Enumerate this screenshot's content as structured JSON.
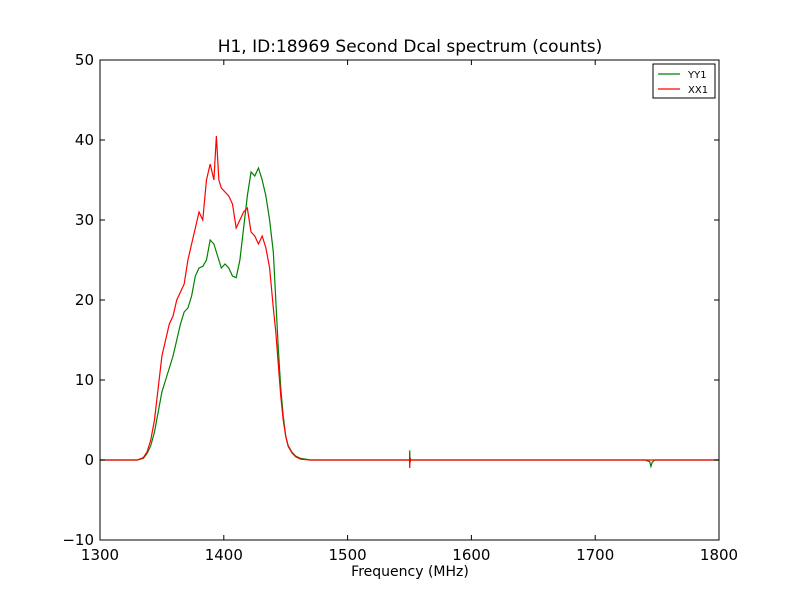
{
  "chart_data": {
    "type": "line",
    "title": "H1, ID:18969 Second Dcal spectrum (counts)",
    "xlabel": "Frequency (MHz)",
    "ylabel": "",
    "xlim": [
      1300,
      1800
    ],
    "ylim": [
      -10,
      50
    ],
    "x_ticks": [
      1300,
      1400,
      1500,
      1600,
      1700,
      1800
    ],
    "x_tick_labels": [
      "1300",
      "1400",
      "1500",
      "1600",
      "1700",
      "1800"
    ],
    "y_ticks": [
      -10,
      0,
      10,
      20,
      30,
      40,
      50
    ],
    "y_tick_labels": [
      "−10",
      "0",
      "10",
      "20",
      "30",
      "40",
      "50"
    ],
    "grid": false,
    "legend_position": "top-right",
    "series": [
      {
        "name": "YY1",
        "color": "#008000",
        "points": [
          [
            1300,
            0
          ],
          [
            1310,
            0
          ],
          [
            1320,
            0
          ],
          [
            1330,
            0
          ],
          [
            1335,
            0.2
          ],
          [
            1338,
            0.8
          ],
          [
            1341,
            1.8
          ],
          [
            1344,
            3.5
          ],
          [
            1347,
            6
          ],
          [
            1350,
            8.5
          ],
          [
            1353,
            10
          ],
          [
            1356,
            11.5
          ],
          [
            1359,
            13
          ],
          [
            1362,
            15
          ],
          [
            1365,
            17
          ],
          [
            1368,
            18.5
          ],
          [
            1371,
            19
          ],
          [
            1374,
            20.5
          ],
          [
            1377,
            23
          ],
          [
            1380,
            24
          ],
          [
            1383,
            24.2
          ],
          [
            1386,
            25
          ],
          [
            1389,
            27.5
          ],
          [
            1392,
            27
          ],
          [
            1395,
            25.5
          ],
          [
            1398,
            24
          ],
          [
            1401,
            24.5
          ],
          [
            1404,
            24
          ],
          [
            1407,
            23
          ],
          [
            1410,
            22.8
          ],
          [
            1413,
            25
          ],
          [
            1416,
            29
          ],
          [
            1419,
            33
          ],
          [
            1422,
            36
          ],
          [
            1425,
            35.5
          ],
          [
            1428,
            36.5
          ],
          [
            1431,
            35
          ],
          [
            1434,
            33
          ],
          [
            1437,
            30
          ],
          [
            1440,
            26
          ],
          [
            1442,
            20
          ],
          [
            1444,
            14
          ],
          [
            1446,
            9
          ],
          [
            1448,
            5.5
          ],
          [
            1450,
            3
          ],
          [
            1452,
            1.8
          ],
          [
            1455,
            1
          ],
          [
            1458,
            0.5
          ],
          [
            1462,
            0.2
          ],
          [
            1470,
            0
          ],
          [
            1500,
            0
          ],
          [
            1549,
            0
          ],
          [
            1550,
            0
          ],
          [
            1550.2,
            1.2
          ],
          [
            1550.4,
            -0.3
          ],
          [
            1551,
            0
          ],
          [
            1600,
            0
          ],
          [
            1700,
            0
          ],
          [
            1740,
            0
          ],
          [
            1744,
            -0.2
          ],
          [
            1745,
            -0.8
          ],
          [
            1746,
            -0.3
          ],
          [
            1748,
            0
          ],
          [
            1800,
            0
          ]
        ]
      },
      {
        "name": "XX1",
        "color": "#ff0000",
        "points": [
          [
            1300,
            0
          ],
          [
            1310,
            0
          ],
          [
            1320,
            0
          ],
          [
            1330,
            0
          ],
          [
            1335,
            0.3
          ],
          [
            1338,
            1
          ],
          [
            1341,
            2.5
          ],
          [
            1344,
            5
          ],
          [
            1347,
            9
          ],
          [
            1350,
            13
          ],
          [
            1353,
            15
          ],
          [
            1356,
            17
          ],
          [
            1359,
            18
          ],
          [
            1362,
            20
          ],
          [
            1365,
            21
          ],
          [
            1368,
            22
          ],
          [
            1371,
            25
          ],
          [
            1374,
            27
          ],
          [
            1377,
            29
          ],
          [
            1380,
            31
          ],
          [
            1383,
            30
          ],
          [
            1386,
            35
          ],
          [
            1389,
            37
          ],
          [
            1392,
            35
          ],
          [
            1394,
            40.5
          ],
          [
            1396,
            35
          ],
          [
            1398,
            34
          ],
          [
            1401,
            33.5
          ],
          [
            1404,
            33
          ],
          [
            1407,
            32
          ],
          [
            1410,
            29
          ],
          [
            1413,
            30
          ],
          [
            1416,
            31
          ],
          [
            1419,
            31.5
          ],
          [
            1422,
            28.5
          ],
          [
            1425,
            28
          ],
          [
            1428,
            27
          ],
          [
            1431,
            28
          ],
          [
            1434,
            26.5
          ],
          [
            1437,
            24
          ],
          [
            1440,
            19
          ],
          [
            1442,
            16
          ],
          [
            1444,
            12
          ],
          [
            1446,
            8
          ],
          [
            1448,
            5
          ],
          [
            1450,
            3
          ],
          [
            1452,
            1.7
          ],
          [
            1455,
            0.9
          ],
          [
            1458,
            0.4
          ],
          [
            1462,
            0.1
          ],
          [
            1470,
            0
          ],
          [
            1500,
            0
          ],
          [
            1549,
            0
          ],
          [
            1550,
            0
          ],
          [
            1550.2,
            -1
          ],
          [
            1550.4,
            0.3
          ],
          [
            1551,
            0
          ],
          [
            1600,
            0
          ],
          [
            1700,
            0
          ],
          [
            1800,
            0
          ]
        ]
      }
    ]
  }
}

========================================================================

- _What you should do_: Copy out the listing exactly as it stands, but not the pictures.

- _Solution for this problem_:
Enumerate this screenshot's content as structured JSON.
{
  "chart_data": {
    "type": "line",
    "title": "H1, ID:18969 Second Dcal spectrum (counts)",
    "xlabel": "Frequency (MHz)",
    "ylabel": "",
    "xlim": [
      1300,
      1800
    ],
    "ylim": [
      -10,
      50
    ],
    "x_ticks": [
      1300,
      1400,
      1500,
      1600,
      1700,
      1800
    ],
    "x_tick_labels": [
      "1300",
      "1400",
      "1500",
      "1600",
      "1700",
      "1800"
    ],
    "y_ticks": [
      -10,
      0,
      10,
      20,
      30,
      40,
      50
    ],
    "y_tick_labels": [
      "−10",
      "0",
      "10",
      "20",
      "30",
      "40",
      "50"
    ],
    "grid": false,
    "legend_position": "top-right",
    "series": [
      {
        "name": "YY1",
        "color": "#008000",
        "points": [
          [
            1300,
            0
          ],
          [
            1310,
            0
          ],
          [
            1320,
            0
          ],
          [
            1330,
            0
          ],
          [
            1335,
            0.2
          ],
          [
            1338,
            0.8
          ],
          [
            1341,
            1.8
          ],
          [
            1344,
            3.5
          ],
          [
            1347,
            6
          ],
          [
            1350,
            8.5
          ],
          [
            1353,
            10
          ],
          [
            1356,
            11.5
          ],
          [
            1359,
            13
          ],
          [
            1362,
            15
          ],
          [
            1365,
            17
          ],
          [
            1368,
            18.5
          ],
          [
            1371,
            19
          ],
          [
            1374,
            20.5
          ],
          [
            1377,
            23
          ],
          [
            1380,
            24
          ],
          [
            1383,
            24.2
          ],
          [
            1386,
            25
          ],
          [
            1389,
            27.5
          ],
          [
            1392,
            27
          ],
          [
            1395,
            25.5
          ],
          [
            1398,
            24
          ],
          [
            1401,
            24.5
          ],
          [
            1404,
            24
          ],
          [
            1407,
            23
          ],
          [
            1410,
            22.8
          ],
          [
            1413,
            25
          ],
          [
            1416,
            29
          ],
          [
            1419,
            33
          ],
          [
            1422,
            36
          ],
          [
            1425,
            35.5
          ],
          [
            1428,
            36.5
          ],
          [
            1431,
            35
          ],
          [
            1434,
            33
          ],
          [
            1437,
            30
          ],
          [
            1440,
            26
          ],
          [
            1442,
            20
          ],
          [
            1444,
            14
          ],
          [
            1446,
            9
          ],
          [
            1448,
            5.5
          ],
          [
            1450,
            3
          ],
          [
            1452,
            1.8
          ],
          [
            1455,
            1
          ],
          [
            1458,
            0.5
          ],
          [
            1462,
            0.2
          ],
          [
            1470,
            0
          ],
          [
            1500,
            0
          ],
          [
            1549,
            0
          ],
          [
            1550,
            0
          ],
          [
            1550.2,
            1.2
          ],
          [
            1550.4,
            -0.3
          ],
          [
            1551,
            0
          ],
          [
            1600,
            0
          ],
          [
            1700,
            0
          ],
          [
            1740,
            0
          ],
          [
            1744,
            -0.2
          ],
          [
            1745,
            -0.8
          ],
          [
            1746,
            -0.3
          ],
          [
            1748,
            0
          ],
          [
            1800,
            0
          ]
        ]
      },
      {
        "name": "XX1",
        "color": "#ff0000",
        "points": [
          [
            1300,
            0
          ],
          [
            1310,
            0
          ],
          [
            1320,
            0
          ],
          [
            1330,
            0
          ],
          [
            1335,
            0.3
          ],
          [
            1338,
            1
          ],
          [
            1341,
            2.5
          ],
          [
            1344,
            5
          ],
          [
            1347,
            9
          ],
          [
            1350,
            13
          ],
          [
            1353,
            15
          ],
          [
            1356,
            17
          ],
          [
            1359,
            18
          ],
          [
            1362,
            20
          ],
          [
            1365,
            21
          ],
          [
            1368,
            22
          ],
          [
            1371,
            25
          ],
          [
            1374,
            27
          ],
          [
            1377,
            29
          ],
          [
            1380,
            31
          ],
          [
            1383,
            30
          ],
          [
            1386,
            35
          ],
          [
            1389,
            37
          ],
          [
            1392,
            35
          ],
          [
            1394,
            40.5
          ],
          [
            1396,
            35
          ],
          [
            1398,
            34
          ],
          [
            1401,
            33.5
          ],
          [
            1404,
            33
          ],
          [
            1407,
            32
          ],
          [
            1410,
            29
          ],
          [
            1413,
            30
          ],
          [
            1416,
            31
          ],
          [
            1419,
            31.5
          ],
          [
            1422,
            28.5
          ],
          [
            1425,
            28
          ],
          [
            1428,
            27
          ],
          [
            1431,
            28
          ],
          [
            1434,
            26.5
          ],
          [
            1437,
            24
          ],
          [
            1440,
            19
          ],
          [
            1442,
            16
          ],
          [
            1444,
            12
          ],
          [
            1446,
            8
          ],
          [
            1448,
            5
          ],
          [
            1450,
            3
          ],
          [
            1452,
            1.7
          ],
          [
            1455,
            0.9
          ],
          [
            1458,
            0.4
          ],
          [
            1462,
            0.1
          ],
          [
            1470,
            0
          ],
          [
            1500,
            0
          ],
          [
            1549,
            0
          ],
          [
            1550,
            0
          ],
          [
            1550.2,
            -1
          ],
          [
            1550.4,
            0.3
          ],
          [
            1551,
            0
          ],
          [
            1600,
            0
          ],
          [
            1700,
            0
          ],
          [
            1800,
            0
          ]
        ]
      }
    ]
  }
}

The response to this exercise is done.